+++ Record extracts +++
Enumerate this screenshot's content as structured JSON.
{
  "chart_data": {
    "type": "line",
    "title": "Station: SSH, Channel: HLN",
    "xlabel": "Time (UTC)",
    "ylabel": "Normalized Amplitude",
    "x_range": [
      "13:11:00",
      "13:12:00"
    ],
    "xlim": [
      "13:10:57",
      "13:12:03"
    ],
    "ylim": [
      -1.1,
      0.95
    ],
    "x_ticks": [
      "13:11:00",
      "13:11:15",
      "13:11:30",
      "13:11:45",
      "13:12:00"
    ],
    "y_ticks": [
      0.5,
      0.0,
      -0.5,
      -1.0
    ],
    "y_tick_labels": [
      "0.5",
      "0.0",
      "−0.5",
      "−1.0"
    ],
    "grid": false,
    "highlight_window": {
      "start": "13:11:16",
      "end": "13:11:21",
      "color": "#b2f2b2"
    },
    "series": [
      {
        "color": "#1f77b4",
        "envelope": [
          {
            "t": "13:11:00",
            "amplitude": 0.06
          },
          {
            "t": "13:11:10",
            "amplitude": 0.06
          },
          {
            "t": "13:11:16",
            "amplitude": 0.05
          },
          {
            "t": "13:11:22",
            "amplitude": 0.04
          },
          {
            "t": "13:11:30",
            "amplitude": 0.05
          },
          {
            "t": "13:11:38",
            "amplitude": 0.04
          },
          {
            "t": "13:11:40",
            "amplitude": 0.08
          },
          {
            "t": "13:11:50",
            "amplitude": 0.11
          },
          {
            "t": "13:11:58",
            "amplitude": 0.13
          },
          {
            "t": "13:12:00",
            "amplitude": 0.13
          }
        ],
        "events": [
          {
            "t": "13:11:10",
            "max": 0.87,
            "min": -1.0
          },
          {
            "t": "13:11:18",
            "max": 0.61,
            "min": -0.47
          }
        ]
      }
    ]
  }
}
+++
Write out all of the records once more, exactly.

Enumerate this screenshot's content as structured JSON.
{
  "chart_data": {
    "type": "line",
    "title": "Station: SSH, Channel: HLN",
    "xlabel": "Time (UTC)",
    "ylabel": "Normalized Amplitude",
    "x_range": [
      "13:11:00",
      "13:12:00"
    ],
    "xlim": [
      "13:10:57",
      "13:12:03"
    ],
    "ylim": [
      -1.1,
      0.95
    ],
    "x_ticks": [
      "13:11:00",
      "13:11:15",
      "13:11:30",
      "13:11:45",
      "13:12:00"
    ],
    "y_ticks": [
      0.5,
      0.0,
      -0.5,
      -1.0
    ],
    "y_tick_labels": [
      "0.5",
      "0.0",
      "−0.5",
      "−1.0"
    ],
    "grid": false,
    "highlight_window": {
      "start": "13:11:16",
      "end": "13:11:21",
      "color": "#b2f2b2"
    },
    "series": [
      {
        "color": "#1f77b4",
        "envelope": [
          {
            "t": "13:11:00",
            "amplitude": 0.06
          },
          {
            "t": "13:11:10",
            "amplitude": 0.06
          },
          {
            "t": "13:11:16",
            "amplitude": 0.05
          },
          {
            "t": "13:11:22",
            "amplitude": 0.04
          },
          {
            "t": "13:11:30",
            "amplitude": 0.05
          },
          {
            "t": "13:11:38",
            "amplitude": 0.04
          },
          {
            "t": "13:11:40",
            "amplitude": 0.08
          },
          {
            "t": "13:11:50",
            "amplitude": 0.11
          },
          {
            "t": "13:11:58",
            "amplitude": 0.13
          },
          {
            "t": "13:12:00",
            "amplitude": 0.13
          }
        ],
        "events": [
          {
            "t": "13:11:10",
            "max": 0.87,
            "min": -1.0
          },
          {
            "t": "13:11:18",
            "max": 0.61,
            "min": -0.47
          }
        ]
      }
    ]
  }
}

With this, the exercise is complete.